INPUT MATERIAL ▸
*-*-*

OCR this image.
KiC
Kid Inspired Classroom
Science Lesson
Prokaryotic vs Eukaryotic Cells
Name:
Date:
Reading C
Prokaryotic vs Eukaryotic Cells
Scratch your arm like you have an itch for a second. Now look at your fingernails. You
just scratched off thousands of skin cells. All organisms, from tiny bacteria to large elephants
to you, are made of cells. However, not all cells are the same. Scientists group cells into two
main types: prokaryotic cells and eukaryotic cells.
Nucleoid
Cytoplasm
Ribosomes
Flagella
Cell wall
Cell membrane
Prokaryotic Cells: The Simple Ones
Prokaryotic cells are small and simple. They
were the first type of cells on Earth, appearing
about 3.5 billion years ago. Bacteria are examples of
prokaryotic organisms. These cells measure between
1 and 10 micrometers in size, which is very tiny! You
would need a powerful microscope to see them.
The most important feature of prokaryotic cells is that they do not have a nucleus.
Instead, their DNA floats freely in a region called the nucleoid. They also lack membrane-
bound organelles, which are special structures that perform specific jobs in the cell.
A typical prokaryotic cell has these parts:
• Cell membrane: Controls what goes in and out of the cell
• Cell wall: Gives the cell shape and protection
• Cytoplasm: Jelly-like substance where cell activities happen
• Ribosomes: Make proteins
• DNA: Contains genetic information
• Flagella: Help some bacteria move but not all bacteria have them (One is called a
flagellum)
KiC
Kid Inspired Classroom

*-*-*

WHAT THE TASK REQUIRES ▸ Go through the records above, find each line with the string "Cytoplasm", and copy it.

TASK RESULT ▸
Cytoplasm
• Cytoplasm: Jelly-like substance where cell activities happen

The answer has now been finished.